_Challenge_.
Reproduce the lines of the material exactly, excluding every image.

_Record excerpts_.
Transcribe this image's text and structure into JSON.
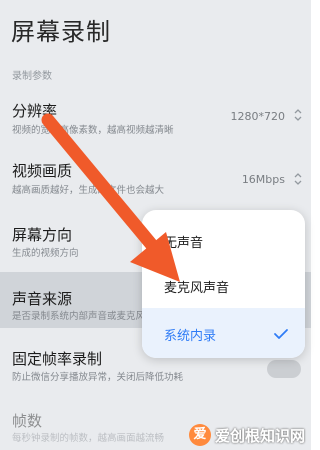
{
  "page": {
    "title": "屏幕录制",
    "section_label": "录制参数"
  },
  "settings": [
    {
      "label": "分辨率",
      "desc": "视频的宽、高像素数，越高视频越清晰",
      "value": "1280*720"
    },
    {
      "label": "视频画质",
      "desc": "越高画质越好，生成的文件也会越大",
      "value": "16Mbps"
    },
    {
      "label": "屏幕方向",
      "desc": "生成的视频方向",
      "value": ""
    },
    {
      "label": "声音来源",
      "desc": "是否录制系统内部声音或麦克风声音",
      "value": ""
    },
    {
      "label": "固定帧率录制",
      "desc": "防止微信分享播放异常，关闭后降低功耗",
      "value": ""
    },
    {
      "label": "帧数",
      "desc": "每秒钟录制的帧数，越高画面越流畅",
      "value": ""
    }
  ],
  "sound_source_popup": {
    "options": [
      "无声音",
      "麦克风声音",
      "系统内录"
    ],
    "selected": "系统内录"
  },
  "watermark": {
    "text": "爱创根知识网",
    "logo_char": "爱"
  },
  "colors": {
    "accent": "#2f7cf6",
    "arrow": "#f05a2a",
    "background": "#f3f5f8"
  }
}
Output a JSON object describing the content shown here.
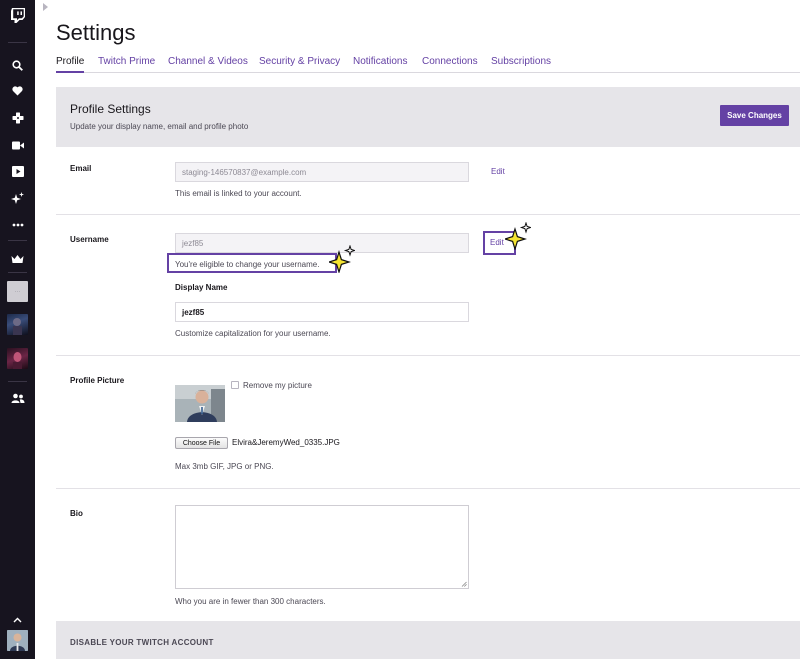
{
  "page": {
    "title": "Settings"
  },
  "tabs": [
    {
      "label": "Profile",
      "active": true
    },
    {
      "label": "Twitch Prime"
    },
    {
      "label": "Channel & Videos"
    },
    {
      "label": "Security & Privacy"
    },
    {
      "label": "Notifications"
    },
    {
      "label": "Connections"
    },
    {
      "label": "Subscriptions"
    }
  ],
  "sidebar": {
    "icons": [
      "twitch-logo-icon",
      "search-icon",
      "heart-icon",
      "gamepad-icon",
      "video-camera-icon",
      "play-icon",
      "sparkle-icon",
      "more-icon",
      "crown-icon",
      "friends-icon",
      "chevron-up-icon"
    ],
    "channels": [
      "channel-thumbnail-placeholder",
      "channel-thumbnail-dark",
      "channel-thumbnail-purple"
    ]
  },
  "profile_settings": {
    "title": "Profile Settings",
    "subtitle": "Update your display name, email and profile photo",
    "save_label": "Save Changes"
  },
  "email": {
    "label": "Email",
    "value": "staging-146570837@example.com",
    "edit_label": "Edit",
    "help": "This email is linked to your account."
  },
  "username": {
    "label": "Username",
    "value": "jezf85",
    "edit_label": "Edit",
    "eligible_text": "You're eligible to change your username."
  },
  "display_name": {
    "label": "Display Name",
    "value": "jezf85",
    "help": "Customize capitalization for your username."
  },
  "profile_picture": {
    "label": "Profile Picture",
    "remove_label": "Remove my picture",
    "choose_label": "Choose File",
    "file_name": "Elvira&JeremyWed_0335.JPG",
    "help": "Max 3mb GIF, JPG or PNG."
  },
  "bio": {
    "label": "Bio",
    "help": "Who you are in fewer than 300 characters."
  },
  "disable_account": {
    "title": "DISABLE YOUR TWITCH ACCOUNT"
  },
  "colors": {
    "accent": "#6441a4",
    "rail": "#17141f",
    "sparkle": "#f5e532"
  }
}
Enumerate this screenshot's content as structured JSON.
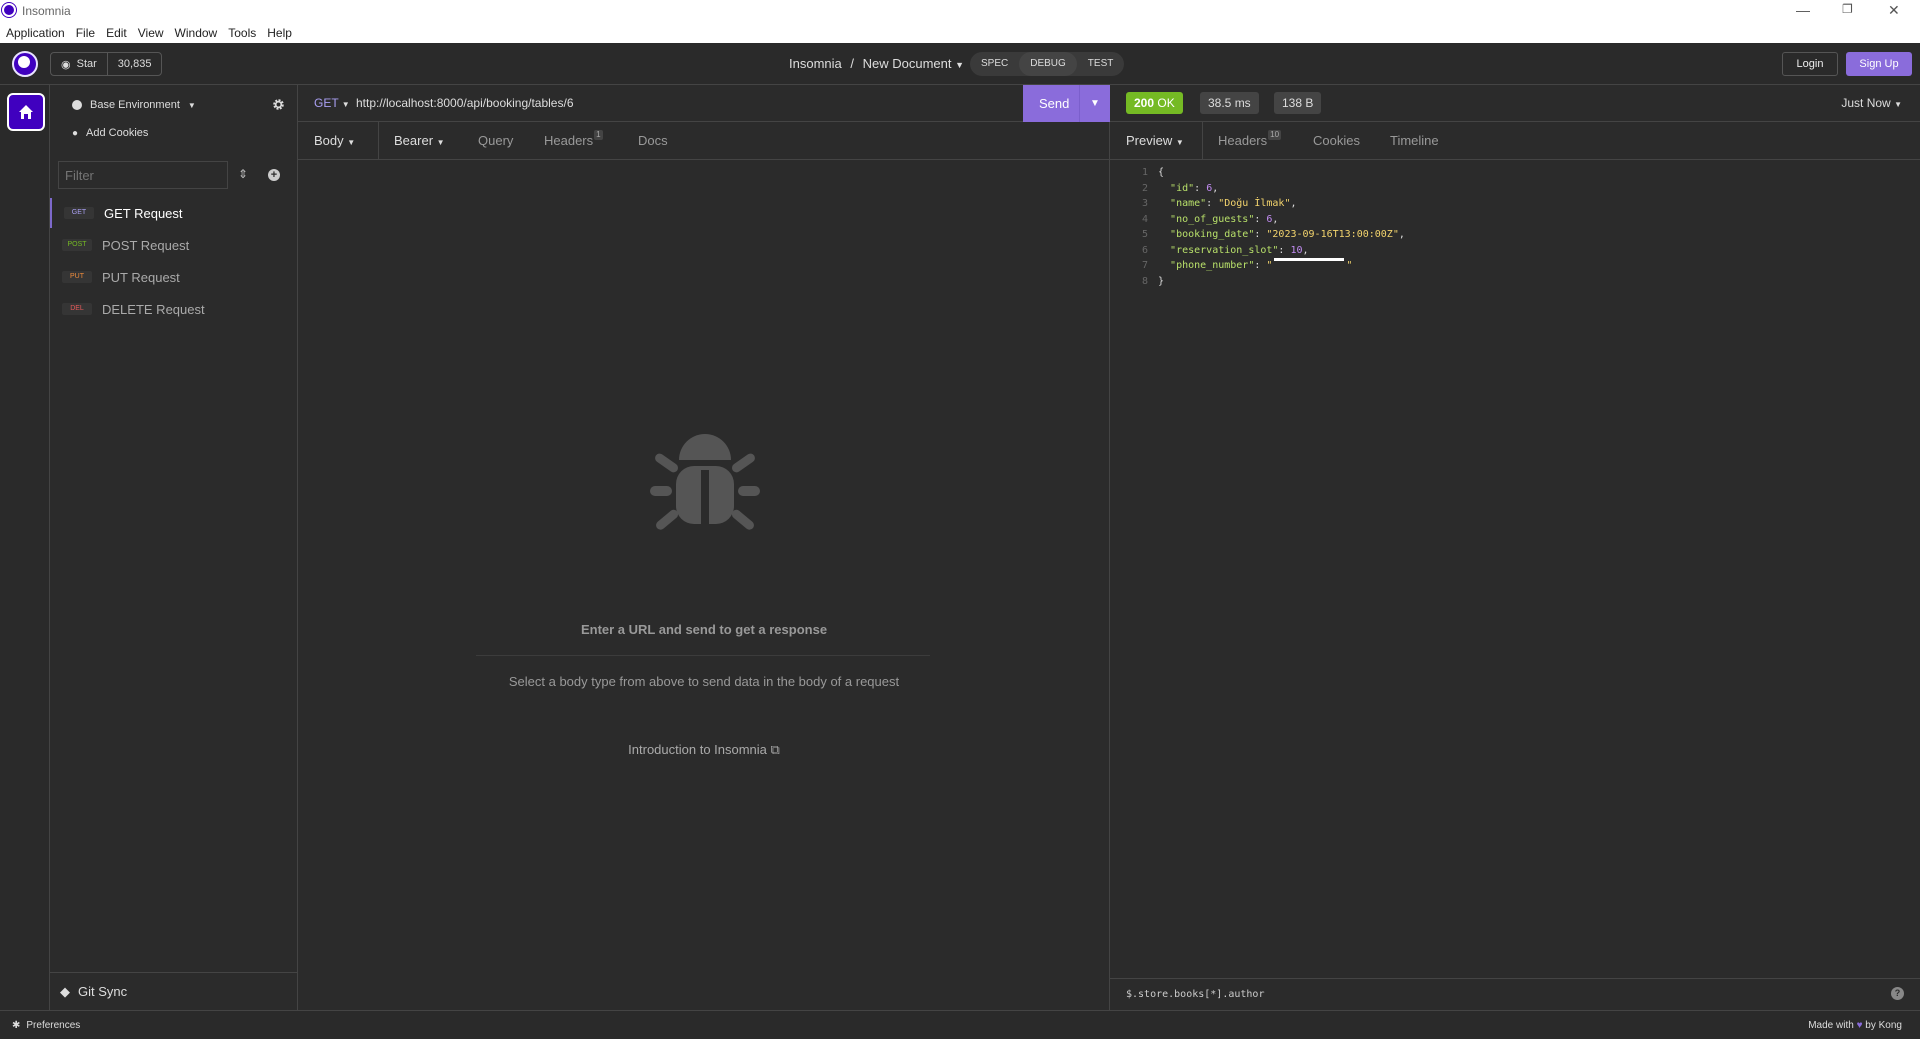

_Solution to the problem_.
Transcribe this image's text and structure into JSON.
{
  "page": {
    "title": "屏幕录制",
    "section_label": "录制参数"
  },
  "settings": [
    {
      "label": "分辨率",
      "desc": "视频的宽、高像素数，越高视频越清晰",
      "value": "1280*720"
    },
    {
      "label": "视频画质",
      "desc": "越高画质越好，生成的文件也会越大",
      "value": "16Mbps"
    },
    {
      "label": "屏幕方向",
      "desc": "生成的视频方向",
      "value": ""
    },
    {
      "label": "声音来源",
      "desc": "是否录制系统内部声音或麦克风声音",
      "value": ""
    },
    {
      "label": "固定帧率录制",
      "desc": "防止微信分享播放异常，关闭后降低功耗",
      "value": ""
    },
    {
      "label": "帧数",
      "desc": "每秒钟录制的帧数，越高画面越流畅",
      "value": ""
    }
  ],
  "sound_source_popup": {
    "options": [
      "无声音",
      "麦克风声音",
      "系统内录"
    ],
    "selected": "系统内录"
  },
  "watermark": {
    "text": "爱创根知识网",
    "logo_char": "爱"
  },
  "colors": {
    "accent": "#2f7cf6",
    "arrow": "#f05a2a",
    "background": "#f3f5f8"
  }
}
Output a JSON object describing the content shown here.
{
  "page": {
    "title": "Settings"
  },
  "tabs": [
    {
      "label": "Profile",
      "active": true
    },
    {
      "label": "Twitch Prime"
    },
    {
      "label": "Channel & Videos"
    },
    {
      "label": "Security & Privacy"
    },
    {
      "label": "Notifications"
    },
    {
      "label": "Connections"
    },
    {
      "label": "Subscriptions"
    }
  ],
  "sidebar": {
    "icons": [
      "twitch-logo-icon",
      "search-icon",
      "heart-icon",
      "gamepad-icon",
      "video-camera-icon",
      "play-icon",
      "sparkle-icon",
      "more-icon",
      "crown-icon",
      "friends-icon",
      "chevron-up-icon"
    ],
    "channels": [
      "channel-thumbnail-placeholder",
      "channel-thumbnail-dark",
      "channel-thumbnail-purple"
    ]
  },
  "profile_settings": {
    "title": "Profile Settings",
    "subtitle": "Update your display name, email and profile photo",
    "save_label": "Save Changes"
  },
  "email": {
    "label": "Email",
    "value": "staging-146570837@example.com",
    "edit_label": "Edit",
    "help": "This email is linked to your account."
  },
  "username": {
    "label": "Username",
    "value": "jezf85",
    "edit_label": "Edit",
    "eligible_text": "You're eligible to change your username."
  },
  "display_name": {
    "label": "Display Name",
    "value": "jezf85",
    "help": "Customize capitalization for your username."
  },
  "profile_picture": {
    "label": "Profile Picture",
    "remove_label": "Remove my picture",
    "choose_label": "Choose File",
    "file_name": "Elvira&JeremyWed_0335.JPG",
    "help": "Max 3mb GIF, JPG or PNG."
  },
  "bio": {
    "label": "Bio",
    "help": "Who you are in fewer than 300 characters."
  },
  "disable_account": {
    "title": "DISABLE YOUR TWITCH ACCOUNT"
  },
  "colors": {
    "accent": "#6441a4",
    "rail": "#17141f",
    "sparkle": "#f5e532"
  }
}
Enumerate this screenshot's content as structured JSON.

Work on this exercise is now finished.